§ **TASK BRIEF**
Keep only the lines where "ylabel" appears.
* * * * * * * * *
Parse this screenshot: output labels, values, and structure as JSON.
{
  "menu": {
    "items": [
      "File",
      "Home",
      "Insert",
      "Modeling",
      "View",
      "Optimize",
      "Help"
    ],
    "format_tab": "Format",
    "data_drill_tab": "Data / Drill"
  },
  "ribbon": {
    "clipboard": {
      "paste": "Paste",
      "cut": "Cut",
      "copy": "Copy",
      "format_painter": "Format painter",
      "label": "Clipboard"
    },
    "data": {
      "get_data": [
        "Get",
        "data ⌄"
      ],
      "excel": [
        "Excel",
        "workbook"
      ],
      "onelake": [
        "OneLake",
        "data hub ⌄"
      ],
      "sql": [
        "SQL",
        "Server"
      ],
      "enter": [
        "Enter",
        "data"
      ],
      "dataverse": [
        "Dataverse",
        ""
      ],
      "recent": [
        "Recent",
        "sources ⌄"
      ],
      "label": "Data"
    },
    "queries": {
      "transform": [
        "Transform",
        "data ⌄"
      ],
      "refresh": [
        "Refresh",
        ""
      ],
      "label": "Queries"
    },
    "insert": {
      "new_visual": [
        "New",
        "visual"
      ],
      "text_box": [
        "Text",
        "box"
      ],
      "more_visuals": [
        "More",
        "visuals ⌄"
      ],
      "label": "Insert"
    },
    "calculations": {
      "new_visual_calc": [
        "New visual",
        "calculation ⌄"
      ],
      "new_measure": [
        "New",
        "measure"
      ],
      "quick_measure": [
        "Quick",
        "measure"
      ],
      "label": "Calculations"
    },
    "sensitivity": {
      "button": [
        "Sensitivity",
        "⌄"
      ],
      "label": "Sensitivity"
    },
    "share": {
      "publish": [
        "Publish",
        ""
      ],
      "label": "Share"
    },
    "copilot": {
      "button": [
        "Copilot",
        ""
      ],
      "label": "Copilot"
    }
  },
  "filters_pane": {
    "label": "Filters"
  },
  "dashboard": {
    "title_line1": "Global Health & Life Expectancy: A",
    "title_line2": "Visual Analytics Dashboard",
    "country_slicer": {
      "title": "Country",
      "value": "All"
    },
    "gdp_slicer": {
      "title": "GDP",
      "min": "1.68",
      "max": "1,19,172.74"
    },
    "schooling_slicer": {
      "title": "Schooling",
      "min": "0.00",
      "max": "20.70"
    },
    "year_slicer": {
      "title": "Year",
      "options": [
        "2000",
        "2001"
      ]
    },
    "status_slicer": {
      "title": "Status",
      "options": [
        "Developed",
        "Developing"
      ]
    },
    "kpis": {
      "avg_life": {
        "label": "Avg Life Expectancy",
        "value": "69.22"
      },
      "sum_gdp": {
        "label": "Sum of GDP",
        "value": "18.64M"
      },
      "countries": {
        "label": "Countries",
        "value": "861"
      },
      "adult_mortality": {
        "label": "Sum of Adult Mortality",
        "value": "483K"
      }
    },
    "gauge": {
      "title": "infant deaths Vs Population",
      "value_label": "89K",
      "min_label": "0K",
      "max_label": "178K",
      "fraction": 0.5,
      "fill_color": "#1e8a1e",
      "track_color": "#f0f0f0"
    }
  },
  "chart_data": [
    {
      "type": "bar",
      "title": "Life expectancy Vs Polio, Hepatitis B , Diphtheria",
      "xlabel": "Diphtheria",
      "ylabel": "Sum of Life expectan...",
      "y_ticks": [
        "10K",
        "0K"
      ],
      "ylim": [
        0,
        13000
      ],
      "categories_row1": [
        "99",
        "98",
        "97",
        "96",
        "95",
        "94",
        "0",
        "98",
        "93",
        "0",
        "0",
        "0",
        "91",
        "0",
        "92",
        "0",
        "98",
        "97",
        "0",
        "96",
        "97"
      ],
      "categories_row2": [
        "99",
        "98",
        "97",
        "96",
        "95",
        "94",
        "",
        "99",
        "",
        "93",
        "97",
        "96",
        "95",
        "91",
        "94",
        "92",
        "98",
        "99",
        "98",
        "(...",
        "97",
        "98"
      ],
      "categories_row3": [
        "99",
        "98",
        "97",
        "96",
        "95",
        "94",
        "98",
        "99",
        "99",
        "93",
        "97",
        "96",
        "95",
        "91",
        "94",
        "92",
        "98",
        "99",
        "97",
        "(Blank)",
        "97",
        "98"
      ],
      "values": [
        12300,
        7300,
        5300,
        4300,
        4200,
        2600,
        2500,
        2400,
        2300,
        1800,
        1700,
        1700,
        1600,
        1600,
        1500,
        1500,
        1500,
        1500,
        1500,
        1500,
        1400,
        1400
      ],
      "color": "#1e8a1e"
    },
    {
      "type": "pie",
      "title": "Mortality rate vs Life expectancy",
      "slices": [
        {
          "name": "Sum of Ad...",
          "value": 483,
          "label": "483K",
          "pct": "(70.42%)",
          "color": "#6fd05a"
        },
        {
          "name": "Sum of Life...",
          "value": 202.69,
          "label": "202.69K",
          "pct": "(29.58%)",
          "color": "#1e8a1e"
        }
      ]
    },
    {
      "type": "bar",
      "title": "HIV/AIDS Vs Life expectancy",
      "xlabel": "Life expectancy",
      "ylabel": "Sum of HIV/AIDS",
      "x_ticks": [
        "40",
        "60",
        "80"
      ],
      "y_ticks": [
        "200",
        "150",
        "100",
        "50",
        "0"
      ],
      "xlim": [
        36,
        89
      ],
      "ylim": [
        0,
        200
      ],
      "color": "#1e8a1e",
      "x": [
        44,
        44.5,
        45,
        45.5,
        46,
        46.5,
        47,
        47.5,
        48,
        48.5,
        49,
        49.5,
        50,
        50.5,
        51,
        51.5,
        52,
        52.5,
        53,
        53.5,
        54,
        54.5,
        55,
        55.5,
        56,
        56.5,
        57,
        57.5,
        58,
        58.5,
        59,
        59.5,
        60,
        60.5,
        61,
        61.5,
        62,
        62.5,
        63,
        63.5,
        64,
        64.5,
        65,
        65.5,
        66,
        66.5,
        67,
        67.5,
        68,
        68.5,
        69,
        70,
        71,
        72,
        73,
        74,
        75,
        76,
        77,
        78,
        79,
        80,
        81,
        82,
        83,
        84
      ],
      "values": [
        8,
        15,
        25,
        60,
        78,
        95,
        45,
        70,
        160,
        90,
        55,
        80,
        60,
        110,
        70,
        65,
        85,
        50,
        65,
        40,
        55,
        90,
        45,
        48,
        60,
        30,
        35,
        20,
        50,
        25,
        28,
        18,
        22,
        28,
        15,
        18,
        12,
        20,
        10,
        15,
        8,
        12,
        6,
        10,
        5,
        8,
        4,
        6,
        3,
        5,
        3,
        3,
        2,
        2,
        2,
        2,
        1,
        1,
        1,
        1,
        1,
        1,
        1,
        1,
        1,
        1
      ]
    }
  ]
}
* * * * * * * * *
§ **SOLUTION TO THE EXERCISE**
      "ylabel": "Sum of Life expectan...",
      "ylabel": "Sum of HIV/AIDS",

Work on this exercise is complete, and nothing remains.